Collected data:
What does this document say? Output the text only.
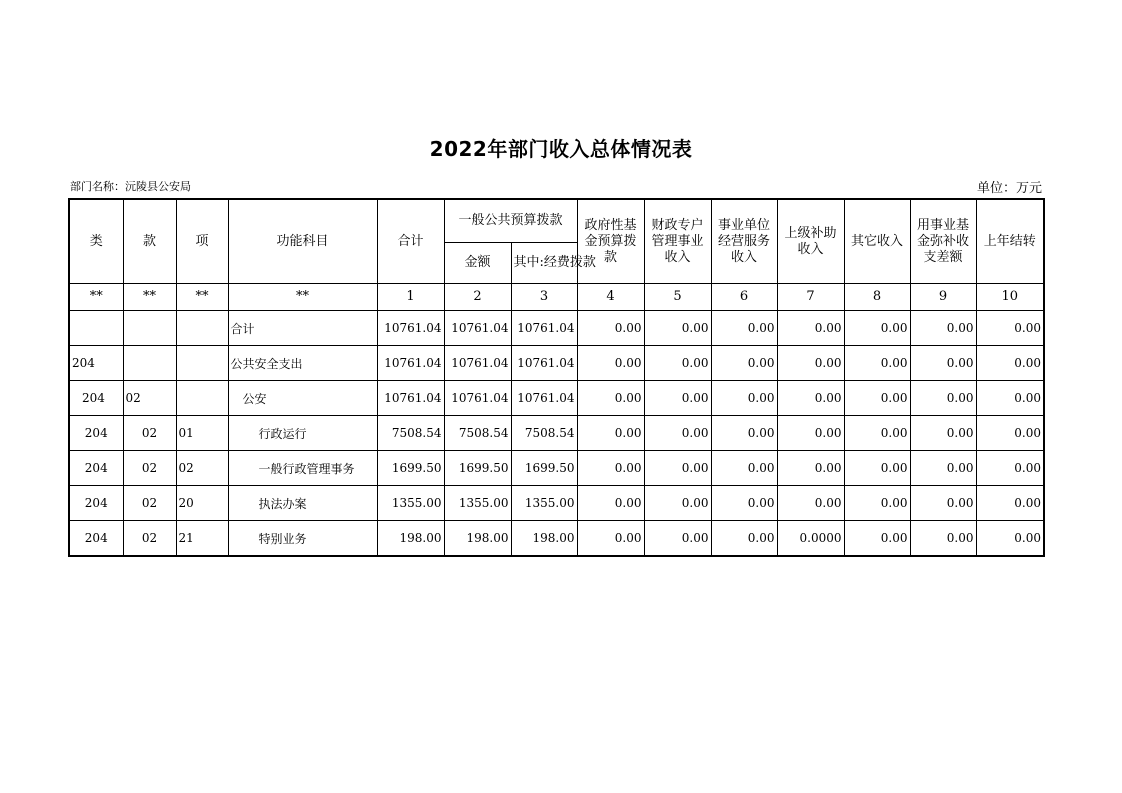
2022年部门收入总体情况表
部门名称：沅陵县公安局	单位：万元
类	款	项	功能科目	合计	一般公共预算拨款		政府性基金预算拨款	财政专户管理事业收入	事业单位经营服务收入	上级补助收入	其它收入	用事业基金弥补收支差额	上年结转
					金额	其中:经费拨款							
**	**	**	**	1	2	3	4	5	6	7	8	9	10
			合计	10761.04	10761.04	10761.04	0.00	0.00	0.00	0.00	0.00	0.00	0.00
204			公共安全支出	10761.04	10761.04	10761.04	0.00	0.00	0.00	0.00	0.00	0.00	0.00
204	02		公安	10761.04	10761.04	10761.04	0.00	0.00	0.00	0.00	0.00	0.00	0.00
204	02	01	行政运行	7508.54	7508.54	7508.54	0.00	0.00	0.00	0.00	0.00	0.00	0.00
204	02	02	一般行政管理事务	1699.50	1699.50	1699.50	0.00	0.00	0.00	0.00	0.00	0.00	0.00
204	02	20	执法办案	1355.00	1355.00	1355.00	0.00	0.00	0.00	0.00	0.00	0.00	0.00
204	02	21	特别业务	198.00	198.00	198.00	0.00	0.00	0.00	0.0000	0.00	0.00	0.00
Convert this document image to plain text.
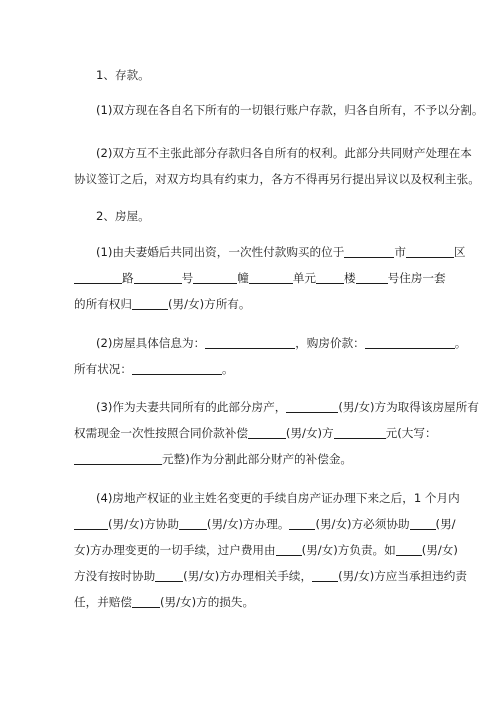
1、存款。
(1)双方现在各自名下所有的一切银行账户存款，归各自所有，不予以分割。
(2)双方互不主张此部分存款归各自所有的权利。此部分共同财产处理在本
协议签订之后，对双方均具有约束力，各方不得再另行提出异议以及权利主张。
2、房屋。
(1)由夫妻婚后共同出资，一次性付款购买的位于	市	区
路	号	幢	单元 楼	号住房一套
的所有权归	(男/女)方所有。
(2)房屋具体信息为：	，购房价款：	。
所有状况：	。
(3)作为夫妻共同所有的此部分房产，	(男/女)方为取得该房屋所有
权需现金一次性按照合同价款补偿	(男/女)方	元(大写：
元整)作为分割此部分财产的补偿金。
(4)房地产权证的业主姓名变更的手续自房产证办理下来之后，1 个月内
(男/女)方协助 (男/女)方办理。 (男/女)方必须协助 (男/
女)方办理变更的一切手续，过户费用由 (男/女)方负责。如 (男/女)
方没有按时协助 (男/女)方办理相关手续， (男/女)方应当承担违约责
任，并赔偿 (男/女)方的损失。
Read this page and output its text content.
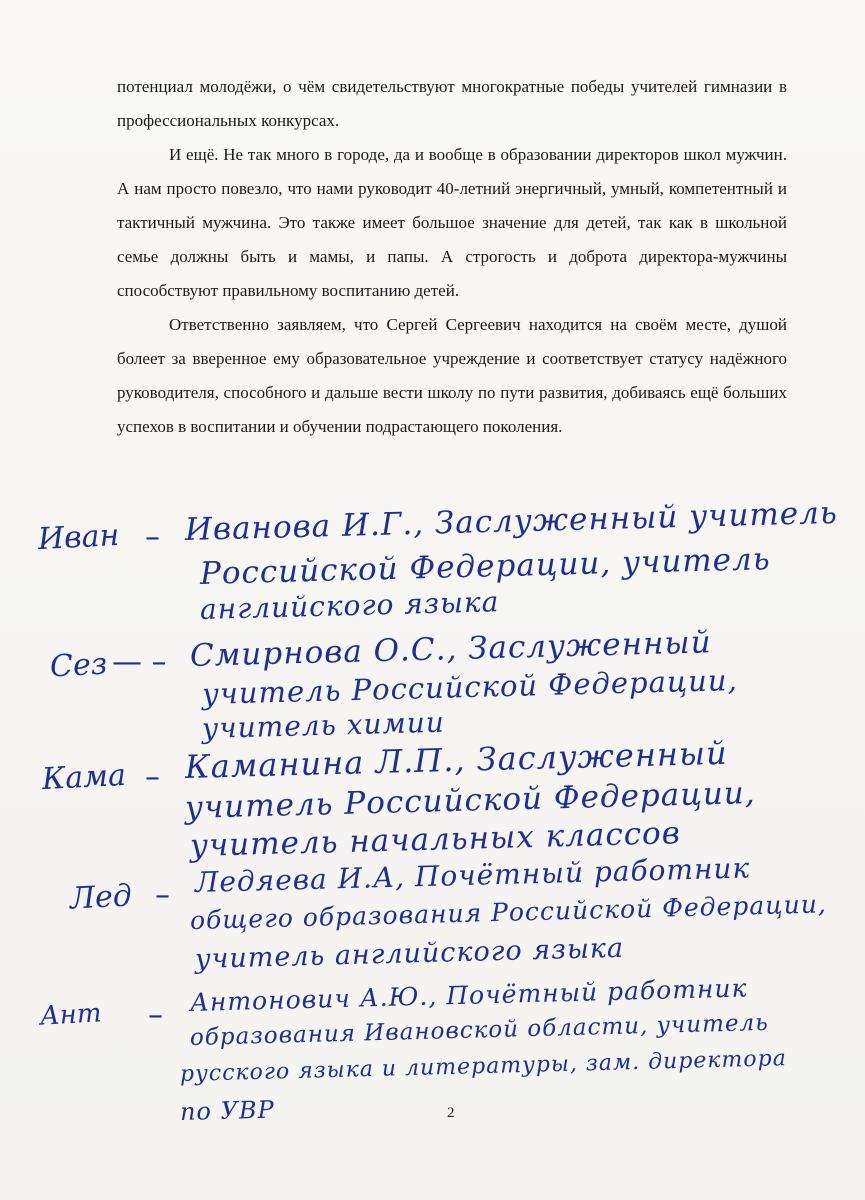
потенциал молодёжи, о чём свидетельствуют многократные победы учителей гимназии в профессиональных конкурсах.

И ещё. Не так много в городе, да и вообще в образовании директоров школ мужчин. А нам просто повезло, что нами руководит 40-летний энергичный, умный, компетентный и тактичный мужчина. Это также имеет большое значение для детей, так как в школьной семье должны быть и мамы, и папы. А строгость и доброта директора-мужчины способствуют правильному воспитанию детей.

Ответственно заявляем, что Сергей Сергеевич находится на своём месте, душой болеет за вверенное ему образовательное учреждение и соответствует статусу надёжного руководителя, способного и дальше вести школу по пути развития, добиваясь ещё больших успехов в воспитании и обучении подрастающего поколения.

Иван – Иванова И.Г., Заслуженный учитель
Российской Федерации, учитель
английского языка
Сез — – Смирнова О.С., Заслуженный
учитель Российской Федерации,
учитель химии
Кама – Каманина Л.П., Заслуженный
учитель Российской Федерации,
учитель начальных классов
Лед – Ледяева И.А, Почётный работник
общего образования Российской Федерации,
учитель английского языка
Ант – Антонович А.Ю., Почётный работник
образования Ивановской области, учитель
русского языка и литературы, зам. директора
по УВР	2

> What you are asked to do
Exclude the pictures and repeat every other part of the records word for word.

> Answer to the exercise
What does this document say? Output the text only.
2022年部门收入总体情况表
部门名称：沅陵县公安局	单位：万元
类	款	项	功能科目	合计	一般公共预算拨款		政府性基金预算拨款	财政专户管理事业收入	事业单位经营服务收入	上级补助收入	其它收入	用事业基金弥补收支差额	上年结转
					金额	其中:经费拨款							
**	**	**	**	1	2	3	4	5	6	7	8	9	10
			合计	10761.04	10761.04	10761.04	0.00	0.00	0.00	0.00	0.00	0.00	0.00
204			公共安全支出	10761.04	10761.04	10761.04	0.00	0.00	0.00	0.00	0.00	0.00	0.00
204	02		公安	10761.04	10761.04	10761.04	0.00	0.00	0.00	0.00	0.00	0.00	0.00
204	02	01	行政运行	7508.54	7508.54	7508.54	0.00	0.00	0.00	0.00	0.00	0.00	0.00
204	02	02	一般行政管理事务	1699.50	1699.50	1699.50	0.00	0.00	0.00	0.00	0.00	0.00	0.00
204	02	20	执法办案	1355.00	1355.00	1355.00	0.00	0.00	0.00	0.00	0.00	0.00	0.00
204	02	21	特别业务	198.00	198.00	198.00	0.00	0.00	0.00	0.0000	0.00	0.00	0.00
Convert this document image to plain text.
1、存款。
(1)双方现在各自名下所有的一切银行账户存款，归各自所有，不予以分割。
(2)双方互不主张此部分存款归各自所有的权利。此部分共同财产处理在本
协议签订之后，对双方均具有约束力，各方不得再另行提出异议以及权利主张。
2、房屋。
(1)由夫妻婚后共同出资，一次性付款购买的位于	市	区
路	号	幢	单元 楼	号住房一套
的所有权归	(男/女)方所有。
(2)房屋具体信息为：	，购房价款：	。
所有状况：	。
(3)作为夫妻共同所有的此部分房产，	(男/女)方为取得该房屋所有
权需现金一次性按照合同价款补偿	(男/女)方	元(大写：
元整)作为分割此部分财产的补偿金。
(4)房地产权证的业主姓名变更的手续自房产证办理下来之后，1 个月内
(男/女)方协助 (男/女)方办理。 (男/女)方必须协助 (男/
女)方办理变更的一切手续，过户费用由 (男/女)方负责。如 (男/女)
方没有按时协助 (男/女)方办理相关手续， (男/女)方应当承担违约责
任，并赔偿 (男/女)方的损失。
Read this page and output its text content.
потенциал молодёжи, о чём свидетельствуют многократные победы учителей гимназии в профессиональных конкурсах.

И ещё. Не так много в городе, да и вообще в образовании директоров школ мужчин. А нам просто повезло, что нами руководит 40-летний энергичный, умный, компетентный и тактичный мужчина. Это также имеет большое значение для детей, так как в школьной семье должны быть и мамы, и папы. А строгость и доброта директора-мужчины способствуют правильному воспитанию детей.

Ответственно заявляем, что Сергей Сергеевич находится на своём месте, душой болеет за вверенное ему образовательное учреждение и соответствует статусу надёжного руководителя, способного и дальше вести школу по пути развития, добиваясь ещё больших успехов в воспитании и обучении подрастающего поколения.

Иван – Иванова И.Г., Заслуженный учитель
Российской Федерации, учитель
английского языка
Сез — – Смирнова О.С., Заслуженный
учитель Российской Федерации,
учитель химии
Кама – Каманина Л.П., Заслуженный
учитель Российской Федерации,
учитель начальных классов
Лед – Ледяева И.А, Почётный работник
общего образования Российской Федерации,
учитель английского языка
Ант – Антонович А.Ю., Почётный работник
образования Ивановской области, учитель
русского языка и литературы, зам. директора
по УВР	2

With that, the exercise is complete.